— start of Provided data —
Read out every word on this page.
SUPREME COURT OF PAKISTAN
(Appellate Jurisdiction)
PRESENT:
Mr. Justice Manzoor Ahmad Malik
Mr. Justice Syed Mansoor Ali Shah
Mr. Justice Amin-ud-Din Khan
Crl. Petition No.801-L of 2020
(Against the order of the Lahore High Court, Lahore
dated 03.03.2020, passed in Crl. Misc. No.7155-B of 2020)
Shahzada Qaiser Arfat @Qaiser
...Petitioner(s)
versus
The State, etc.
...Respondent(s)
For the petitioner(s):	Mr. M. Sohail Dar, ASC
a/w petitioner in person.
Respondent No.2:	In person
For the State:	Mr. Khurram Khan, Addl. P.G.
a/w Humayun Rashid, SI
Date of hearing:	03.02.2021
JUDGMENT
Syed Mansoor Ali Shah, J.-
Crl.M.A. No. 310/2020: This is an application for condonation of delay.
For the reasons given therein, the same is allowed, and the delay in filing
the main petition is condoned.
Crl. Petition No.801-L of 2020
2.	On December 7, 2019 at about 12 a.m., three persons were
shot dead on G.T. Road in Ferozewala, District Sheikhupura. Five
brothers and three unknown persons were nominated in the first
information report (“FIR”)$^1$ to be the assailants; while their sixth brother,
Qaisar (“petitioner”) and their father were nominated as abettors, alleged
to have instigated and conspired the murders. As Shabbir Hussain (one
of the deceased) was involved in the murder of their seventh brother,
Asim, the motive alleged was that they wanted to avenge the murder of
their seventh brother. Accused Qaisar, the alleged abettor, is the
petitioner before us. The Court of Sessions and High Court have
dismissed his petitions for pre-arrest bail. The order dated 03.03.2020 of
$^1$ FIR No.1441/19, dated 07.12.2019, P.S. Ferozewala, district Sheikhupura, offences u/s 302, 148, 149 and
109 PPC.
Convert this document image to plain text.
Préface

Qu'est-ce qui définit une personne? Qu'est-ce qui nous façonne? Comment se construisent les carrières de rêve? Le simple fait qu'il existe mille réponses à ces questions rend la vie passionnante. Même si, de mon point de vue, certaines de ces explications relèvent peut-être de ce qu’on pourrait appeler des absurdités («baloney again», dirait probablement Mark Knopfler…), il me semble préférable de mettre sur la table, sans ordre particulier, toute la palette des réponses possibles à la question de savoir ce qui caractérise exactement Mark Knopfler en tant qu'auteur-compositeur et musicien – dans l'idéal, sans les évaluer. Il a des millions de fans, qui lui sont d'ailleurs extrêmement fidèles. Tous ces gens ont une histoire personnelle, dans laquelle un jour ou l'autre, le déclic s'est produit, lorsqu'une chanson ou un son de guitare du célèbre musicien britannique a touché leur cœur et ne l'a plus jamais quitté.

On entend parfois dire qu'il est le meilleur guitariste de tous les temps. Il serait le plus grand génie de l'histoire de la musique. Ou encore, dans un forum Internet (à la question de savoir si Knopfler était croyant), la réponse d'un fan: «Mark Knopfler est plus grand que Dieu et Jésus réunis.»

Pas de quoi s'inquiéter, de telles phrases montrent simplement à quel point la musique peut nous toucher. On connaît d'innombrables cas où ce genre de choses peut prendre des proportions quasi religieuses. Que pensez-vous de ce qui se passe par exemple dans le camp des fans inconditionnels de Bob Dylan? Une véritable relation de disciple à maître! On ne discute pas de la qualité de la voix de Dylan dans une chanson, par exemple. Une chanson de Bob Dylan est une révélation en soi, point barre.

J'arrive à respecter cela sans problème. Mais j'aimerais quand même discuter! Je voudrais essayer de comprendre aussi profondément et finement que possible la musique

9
— end of Provided data —
Aim ▸ Set down every line of the listing above again, exactly as given.

Answer to the task ▸
Read out every word on this page.
SUPREME COURT OF PAKISTAN
(Appellate Jurisdiction)
PRESENT:
Mr. Justice Manzoor Ahmad Malik
Mr. Justice Syed Mansoor Ali Shah
Mr. Justice Amin-ud-Din Khan
Crl. Petition No.801-L of 2020
(Against the order of the Lahore High Court, Lahore
dated 03.03.2020, passed in Crl. Misc. No.7155-B of 2020)
Shahzada Qaiser Arfat @Qaiser
...Petitioner(s)
versus
The State, etc.
...Respondent(s)
For the petitioner(s):	Mr. M. Sohail Dar, ASC
a/w petitioner in person.
Respondent No.2:	In person
For the State:	Mr. Khurram Khan, Addl. P.G.
a/w Humayun Rashid, SI
Date of hearing:	03.02.2021
JUDGMENT
Syed Mansoor Ali Shah, J.-
Crl.M.A. No. 310/2020: This is an application for condonation of delay.
For the reasons given therein, the same is allowed, and the delay in filing
the main petition is condoned.
Crl. Petition No.801-L of 2020
2.	On December 7, 2019 at about 12 a.m., three persons were
shot dead on G.T. Road in Ferozewala, District Sheikhupura. Five
brothers and three unknown persons were nominated in the first
information report (“FIR”)$^1$ to be the assailants; while their sixth brother,
Qaisar (“petitioner”) and their father were nominated as abettors, alleged
to have instigated and conspired the murders. As Shabbir Hussain (one
of the deceased) was involved in the murder of their seventh brother,
Asim, the motive alleged was that they wanted to avenge the murder of
their seventh brother. Accused Qaisar, the alleged abettor, is the
petitioner before us. The Court of Sessions and High Court have
dismissed his petitions for pre-arrest bail. The order dated 03.03.2020 of
$^1$ FIR No.1441/19, dated 07.12.2019, P.S. Ferozewala, district Sheikhupura, offences u/s 302, 148, 149 and
109 PPC.
Convert this document image to plain text.
Préface

Qu'est-ce qui définit une personne? Qu'est-ce qui nous façonne? Comment se construisent les carrières de rêve? Le simple fait qu'il existe mille réponses à ces questions rend la vie passionnante. Même si, de mon point de vue, certaines de ces explications relèvent peut-être de ce qu’on pourrait appeler des absurdités («baloney again», dirait probablement Mark Knopfler…), il me semble préférable de mettre sur la table, sans ordre particulier, toute la palette des réponses possibles à la question de savoir ce qui caractérise exactement Mark Knopfler en tant qu'auteur-compositeur et musicien – dans l'idéal, sans les évaluer. Il a des millions de fans, qui lui sont d'ailleurs extrêmement fidèles. Tous ces gens ont une histoire personnelle, dans laquelle un jour ou l'autre, le déclic s'est produit, lorsqu'une chanson ou un son de guitare du célèbre musicien britannique a touché leur cœur et ne l'a plus jamais quitté.

On entend parfois dire qu'il est le meilleur guitariste de tous les temps. Il serait le plus grand génie de l'histoire de la musique. Ou encore, dans un forum Internet (à la question de savoir si Knopfler était croyant), la réponse d'un fan: «Mark Knopfler est plus grand que Dieu et Jésus réunis.»

Pas de quoi s'inquiéter, de telles phrases montrent simplement à quel point la musique peut nous toucher. On connaît d'innombrables cas où ce genre de choses peut prendre des proportions quasi religieuses. Que pensez-vous de ce qui se passe par exemple dans le camp des fans inconditionnels de Bob Dylan? Une véritable relation de disciple à maître! On ne discute pas de la qualité de la voix de Dylan dans une chanson, par exemple. Une chanson de Bob Dylan est une révélation en soi, point barre.

J'arrive à respecter cela sans problème. Mais j'aimerais quand même discuter! Je voudrais essayer de comprendre aussi profondément et finement que possible la musique

9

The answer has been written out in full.